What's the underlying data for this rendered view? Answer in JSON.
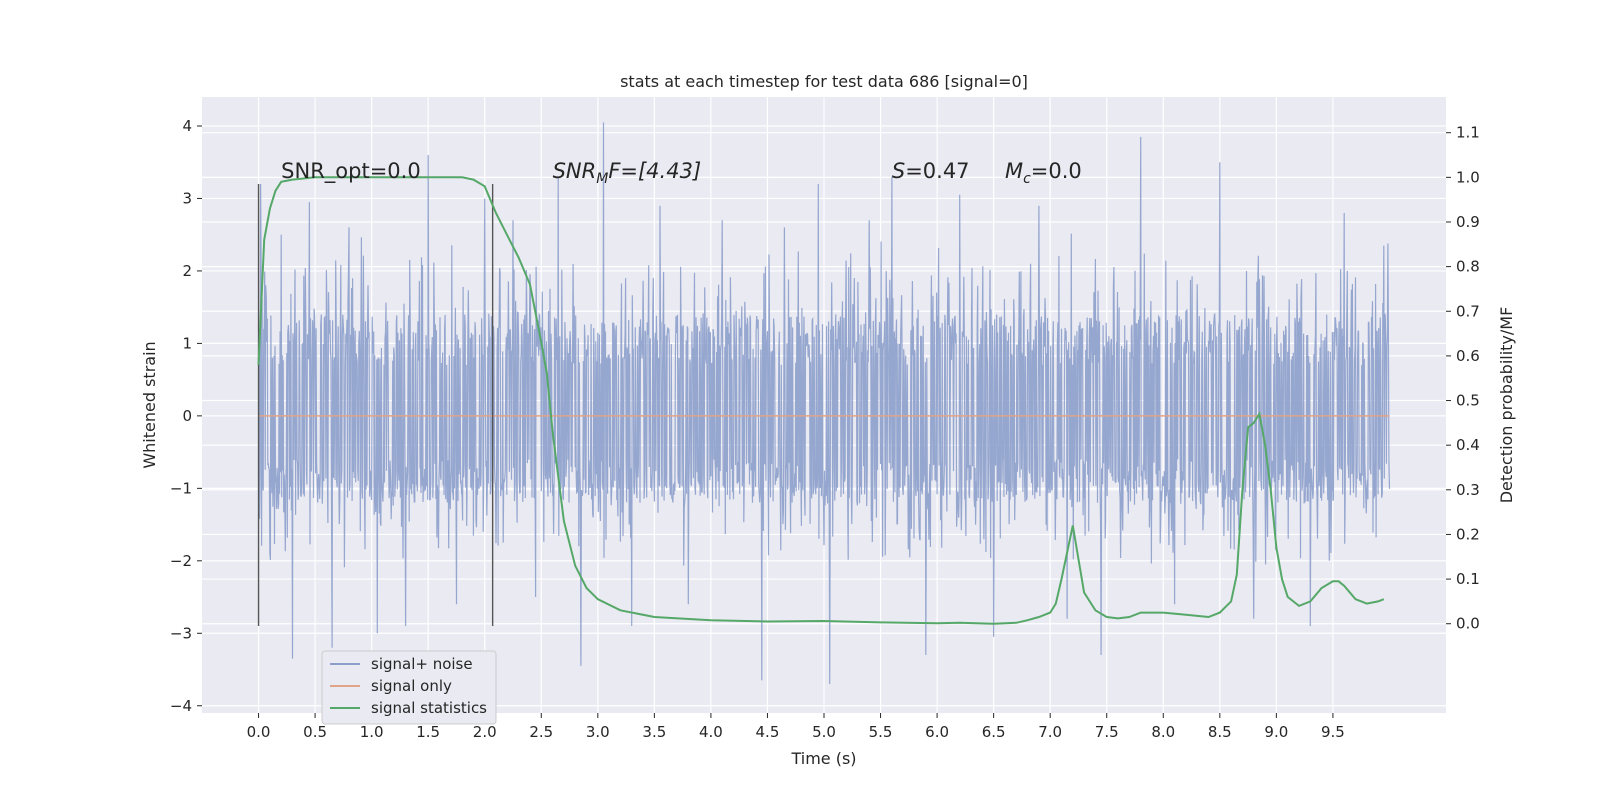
{
  "chart_data": {
    "type": "line",
    "title": "stats at each timestep for test data 686 [signal=0]",
    "xlabel": "Time (s)",
    "ylabel": "Whitened strain",
    "ylabel_right": "Detection probability/MF",
    "xlim": [
      -0.5,
      10.5
    ],
    "ylim": [
      -4.1,
      4.4
    ],
    "ylim_right": [
      -0.2,
      1.18
    ],
    "xticks": [
      "0.0",
      "0.5",
      "1.0",
      "1.5",
      "2.0",
      "2.5",
      "3.0",
      "3.5",
      "4.0",
      "4.5",
      "5.0",
      "5.5",
      "6.0",
      "6.5",
      "7.0",
      "7.5",
      "8.0",
      "8.5",
      "9.0",
      "9.5"
    ],
    "yticks_left": [
      "4",
      "3",
      "2",
      "1",
      "0",
      "−1",
      "−2",
      "−3",
      "−4"
    ],
    "yticks_right": [
      "1.1",
      "1.0",
      "0.9",
      "0.8",
      "0.7",
      "0.6",
      "0.5",
      "0.4",
      "0.3",
      "0.2",
      "0.1",
      "0.0"
    ],
    "grid": true,
    "legend": {
      "placement": "lower-left",
      "entries": [
        {
          "label": "signal+ noise",
          "color": "#8c9fcb"
        },
        {
          "label": "signal only",
          "color": "#e0a488"
        },
        {
          "label": "signal statistics",
          "color": "#55a868"
        }
      ]
    },
    "annotations": {
      "snr_opt": {
        "label": "SNR_opt=",
        "value": "0.0",
        "x": 0.2,
        "y": 3.2
      },
      "snr_mf": {
        "base": "SNR",
        "sub": "M",
        "rest": "F=[4.43]",
        "x": 2.6,
        "y": 3.2
      },
      "s_stat": {
        "base": "S",
        "rest": "=0.47",
        "x": 5.6,
        "y": 3.2
      },
      "mc": {
        "base": "M",
        "sub": "c",
        "rest": "=0.0",
        "x": 6.6,
        "y": 3.2
      }
    },
    "vlines": [
      {
        "x": 0.0,
        "ymin": -2.9,
        "ymax": 3.2
      },
      {
        "x": 2.07,
        "ymin": -2.9,
        "ymax": 3.2
      }
    ],
    "series": [
      {
        "name": "signal+ noise",
        "color": "#8c9fcb",
        "style": "noise",
        "x_range": [
          0.0,
          10.0
        ],
        "typical_upper": 1.4,
        "typical_lower": -1.2,
        "y_peaks": [
          [
            0.02,
            3.2
          ],
          [
            0.1,
            -1.9
          ],
          [
            0.2,
            2.5
          ],
          [
            0.3,
            -3.35
          ],
          [
            0.45,
            2.95
          ],
          [
            0.65,
            -3.2
          ],
          [
            0.8,
            2.6
          ],
          [
            1.05,
            -3.0
          ],
          [
            1.3,
            -2.9
          ],
          [
            1.5,
            3.6
          ],
          [
            1.75,
            -2.6
          ],
          [
            2.0,
            3.0
          ],
          [
            2.25,
            2.7
          ],
          [
            2.45,
            -2.5
          ],
          [
            2.65,
            3.3
          ],
          [
            2.85,
            -3.45
          ],
          [
            3.05,
            4.05
          ],
          [
            3.3,
            -2.9
          ],
          [
            3.55,
            2.9
          ],
          [
            3.8,
            -2.6
          ],
          [
            4.1,
            2.7
          ],
          [
            4.45,
            -3.65
          ],
          [
            4.65,
            2.6
          ],
          [
            4.95,
            3.2
          ],
          [
            5.05,
            -3.7
          ],
          [
            5.4,
            2.7
          ],
          [
            5.6,
            3.3
          ],
          [
            5.9,
            -3.3
          ],
          [
            6.2,
            3.05
          ],
          [
            6.5,
            -3.05
          ],
          [
            6.9,
            2.9
          ],
          [
            7.15,
            -2.8
          ],
          [
            7.45,
            -3.3
          ],
          [
            7.8,
            3.85
          ],
          [
            8.1,
            -2.6
          ],
          [
            8.5,
            3.5
          ],
          [
            8.8,
            -2.8
          ],
          [
            9.3,
            -2.9
          ],
          [
            9.6,
            2.8
          ],
          [
            9.95,
            2.35
          ]
        ]
      },
      {
        "name": "signal only",
        "color": "#e0a488",
        "x": [
          0.0,
          10.0
        ],
        "y": [
          0.0,
          0.0
        ]
      },
      {
        "name": "signal statistics",
        "color": "#55a868",
        "axis": "right",
        "x": [
          0.0,
          0.05,
          0.1,
          0.15,
          0.2,
          0.3,
          0.5,
          1.0,
          1.5,
          1.8,
          1.9,
          2.0,
          2.1,
          2.2,
          2.3,
          2.4,
          2.5,
          2.55,
          2.6,
          2.7,
          2.8,
          2.9,
          3.0,
          3.2,
          3.5,
          4.0,
          4.5,
          5.0,
          5.5,
          6.0,
          6.2,
          6.5,
          6.7,
          6.8,
          6.9,
          7.0,
          7.05,
          7.1,
          7.2,
          7.3,
          7.4,
          7.5,
          7.6,
          7.7,
          7.8,
          8.0,
          8.2,
          8.4,
          8.5,
          8.6,
          8.65,
          8.7,
          8.75,
          8.8,
          8.85,
          8.9,
          8.95,
          9.0,
          9.05,
          9.1,
          9.2,
          9.3,
          9.4,
          9.5,
          9.55,
          9.6,
          9.7,
          9.8,
          9.9,
          9.95
        ],
        "y": [
          0.58,
          0.86,
          0.93,
          0.97,
          0.99,
          0.995,
          1.0,
          1.0,
          1.0,
          1.0,
          0.995,
          0.98,
          0.92,
          0.87,
          0.82,
          0.76,
          0.63,
          0.56,
          0.43,
          0.23,
          0.13,
          0.08,
          0.055,
          0.03,
          0.015,
          0.008,
          0.005,
          0.006,
          0.003,
          0.001,
          0.002,
          0.0,
          0.002,
          0.008,
          0.015,
          0.025,
          0.045,
          0.1,
          0.22,
          0.07,
          0.03,
          0.015,
          0.012,
          0.015,
          0.025,
          0.025,
          0.02,
          0.015,
          0.025,
          0.05,
          0.11,
          0.3,
          0.44,
          0.45,
          0.47,
          0.4,
          0.3,
          0.17,
          0.1,
          0.06,
          0.04,
          0.05,
          0.08,
          0.095,
          0.095,
          0.085,
          0.055,
          0.045,
          0.05,
          0.055
        ]
      }
    ]
  }
}
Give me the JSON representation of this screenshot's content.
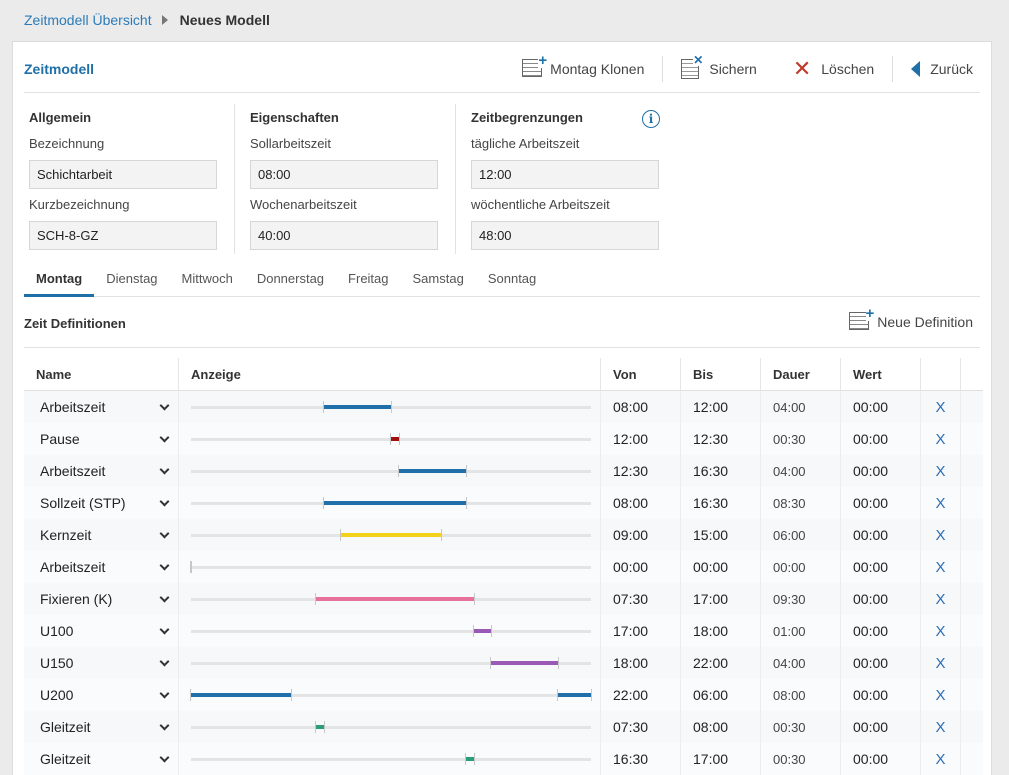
{
  "breadcrumb": {
    "parent": "Zeitmodell Übersicht",
    "current": "Neues Modell"
  },
  "header": {
    "title": "Zeitmodell",
    "actions": {
      "clone": "Montag Klonen",
      "save": "Sichern",
      "delete": "Löschen",
      "back": "Zurück"
    }
  },
  "groups": {
    "allgemein": {
      "title": "Allgemein",
      "bez_label": "Bezeichnung",
      "bez_value": "Schichtarbeit",
      "kurz_label": "Kurzbezeichnung",
      "kurz_value": "SCH-8-GZ"
    },
    "eigenschaften": {
      "title": "Eigenschaften",
      "soll_label": "Sollarbeitszeit",
      "soll_value": "08:00",
      "woche_label": "Wochenarbeitszeit",
      "woche_value": "40:00"
    },
    "zeitbegrenzungen": {
      "title": "Zeitbegrenzungen",
      "taeglich_label": "tägliche Arbeitszeit",
      "taeglich_value": "12:00",
      "woechentlich_label": "wöchentliche Arbeitszeit",
      "woechentlich_value": "48:00"
    }
  },
  "tabs": [
    "Montag",
    "Dienstag",
    "Mittwoch",
    "Donnerstag",
    "Freitag",
    "Samstag",
    "Sonntag"
  ],
  "active_tab": 0,
  "section": {
    "title": "Zeit Definitionen",
    "new_label": "Neue Definition"
  },
  "columns": {
    "name": "Name",
    "anzeige": "Anzeige",
    "von": "Von",
    "bis": "Bis",
    "dauer": "Dauer",
    "wert": "Wert"
  },
  "colors": {
    "accent": "#1f6fa8",
    "delete": "#c0392b"
  },
  "rows": [
    {
      "name": "Arbeitszeit",
      "von": "08:00",
      "bis": "12:00",
      "dauer": "04:00",
      "wert": "00:00",
      "color": "#1f6fa8",
      "delete": "X"
    },
    {
      "name": "Pause",
      "von": "12:00",
      "bis": "12:30",
      "dauer": "00:30",
      "wert": "00:00",
      "color": "#a01010",
      "delete": "X"
    },
    {
      "name": "Arbeitszeit",
      "von": "12:30",
      "bis": "16:30",
      "dauer": "04:00",
      "wert": "00:00",
      "color": "#1f6fa8",
      "delete": "X"
    },
    {
      "name": "Sollzeit (STP)",
      "von": "08:00",
      "bis": "16:30",
      "dauer": "08:30",
      "wert": "00:00",
      "color": "#1f6fa8",
      "delete": "X"
    },
    {
      "name": "Kernzeit",
      "von": "09:00",
      "bis": "15:00",
      "dauer": "06:00",
      "wert": "00:00",
      "color": "#f2d21b",
      "delete": "X"
    },
    {
      "name": "Arbeitszeit",
      "von": "00:00",
      "bis": "00:00",
      "dauer": "00:00",
      "wert": "00:00",
      "color": "#1f6fa8",
      "delete": "X"
    },
    {
      "name": "Fixieren (K)",
      "von": "07:30",
      "bis": "17:00",
      "dauer": "09:30",
      "wert": "00:00",
      "color": "#e8719a",
      "delete": "X"
    },
    {
      "name": "U100",
      "von": "17:00",
      "bis": "18:00",
      "dauer": "01:00",
      "wert": "00:00",
      "color": "#9b59b6",
      "delete": "X"
    },
    {
      "name": "U150",
      "von": "18:00",
      "bis": "22:00",
      "dauer": "04:00",
      "wert": "00:00",
      "color": "#9b59b6",
      "delete": "X"
    },
    {
      "name": "U200",
      "von": "22:00",
      "bis": "06:00",
      "dauer": "08:00",
      "wert": "00:00",
      "color": "#1f6fa8",
      "delete": "X"
    },
    {
      "name": "Gleitzeit",
      "von": "07:30",
      "bis": "08:00",
      "dauer": "00:30",
      "wert": "00:00",
      "color": "#2a9d7a",
      "delete": "X"
    },
    {
      "name": "Gleitzeit",
      "von": "16:30",
      "bis": "17:00",
      "dauer": "00:30",
      "wert": "00:00",
      "color": "#2a9d7a",
      "delete": "X"
    }
  ]
}
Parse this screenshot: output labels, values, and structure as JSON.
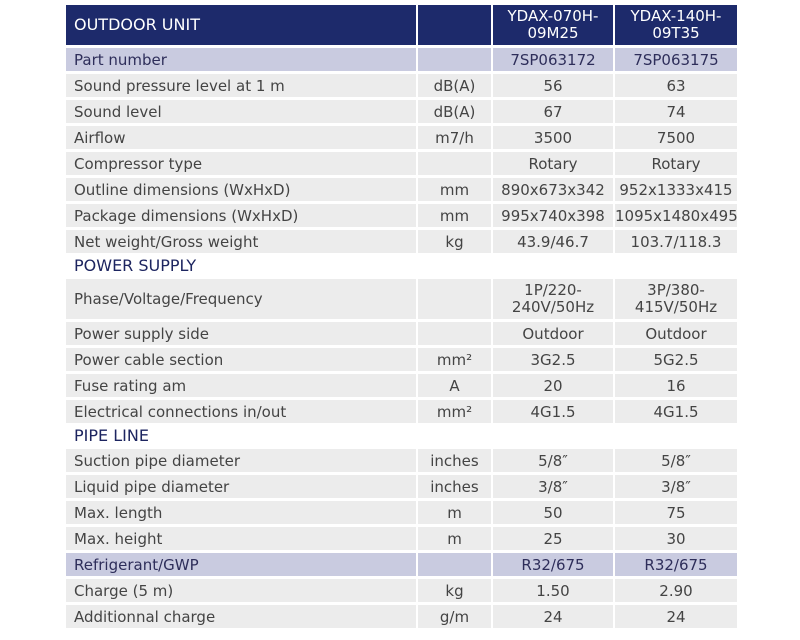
{
  "header": {
    "title": "OUTDOOR UNIT",
    "models": [
      "YDAX-070H-09M25",
      "YDAX-140H-09T35"
    ]
  },
  "rows": [
    {
      "type": "hl",
      "label": "Part number",
      "unit": "",
      "m1": "7SP063172",
      "m2": "7SP063175"
    },
    {
      "type": "data",
      "label": "Sound pressure level at 1 m",
      "unit": "dB(A)",
      "m1": "56",
      "m2": "63"
    },
    {
      "type": "data",
      "label": "Sound level",
      "unit": "dB(A)",
      "m1": "67",
      "m2": "74"
    },
    {
      "type": "data",
      "label": "Airflow",
      "unit": "m7/h",
      "m1": "3500",
      "m2": "7500"
    },
    {
      "type": "data",
      "label": "Compressor type",
      "unit": "",
      "m1": "Rotary",
      "m2": "Rotary"
    },
    {
      "type": "data",
      "label": "Outline dimensions (WxHxD)",
      "unit": "mm",
      "m1": "890x673x342",
      "m2": "952x1333x415"
    },
    {
      "type": "data",
      "label": "Package dimensions (WxHxD)",
      "unit": "mm",
      "m1": "995x740x398",
      "m2": "1095x1480x495"
    },
    {
      "type": "data",
      "label": "Net weight/Gross weight",
      "unit": "kg",
      "m1": "43.9/46.7",
      "m2": "103.7/118.3"
    },
    {
      "type": "section",
      "label": "POWER SUPPLY"
    },
    {
      "type": "data",
      "tall": true,
      "label": "Phase/Voltage/Frequency",
      "unit": "",
      "m1": "1P/220-240V/50Hz",
      "m2": "3P/380-415V/50Hz"
    },
    {
      "type": "data",
      "label": "Power supply side",
      "unit": "",
      "m1": "Outdoor",
      "m2": "Outdoor"
    },
    {
      "type": "data",
      "label": "Power cable section",
      "unit": "mm²",
      "m1": "3G2.5",
      "m2": "5G2.5"
    },
    {
      "type": "data",
      "label": "Fuse rating am",
      "unit": "A",
      "m1": "20",
      "m2": "16"
    },
    {
      "type": "data",
      "label": "Electrical connections in/out",
      "unit": "mm²",
      "m1": "4G1.5",
      "m2": "4G1.5"
    },
    {
      "type": "section",
      "label": "PIPE LINE"
    },
    {
      "type": "data",
      "label": "Suction pipe diameter",
      "unit": "inches",
      "m1": "5/8″",
      "m2": "5/8″"
    },
    {
      "type": "data",
      "label": "Liquid pipe diameter",
      "unit": "inches",
      "m1": "3/8″",
      "m2": "3/8″"
    },
    {
      "type": "data",
      "label": "Max. length",
      "unit": "m",
      "m1": "50",
      "m2": "75"
    },
    {
      "type": "data",
      "label": "Max. height",
      "unit": "m",
      "m1": "25",
      "m2": "30"
    },
    {
      "type": "hl",
      "label": "Refrigerant/GWP",
      "unit": "",
      "m1": "R32/675",
      "m2": "R32/675"
    },
    {
      "type": "data",
      "label": "Charge (5 m)",
      "unit": "kg",
      "m1": "1.50",
      "m2": "2.90"
    },
    {
      "type": "data",
      "label": "Additionnal charge",
      "unit": "g/m",
      "m1": "24",
      "m2": "24"
    }
  ]
}
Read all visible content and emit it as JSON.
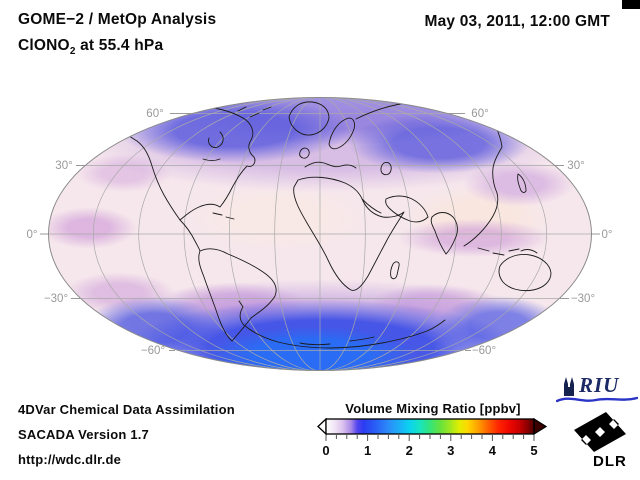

::::::

▶ [The task] Copy all lines above containing the string "content".

▶ [Result of the exercise]
Give me the JSON representation of this screenshot's content.
Read all visible content and emit it as JSON.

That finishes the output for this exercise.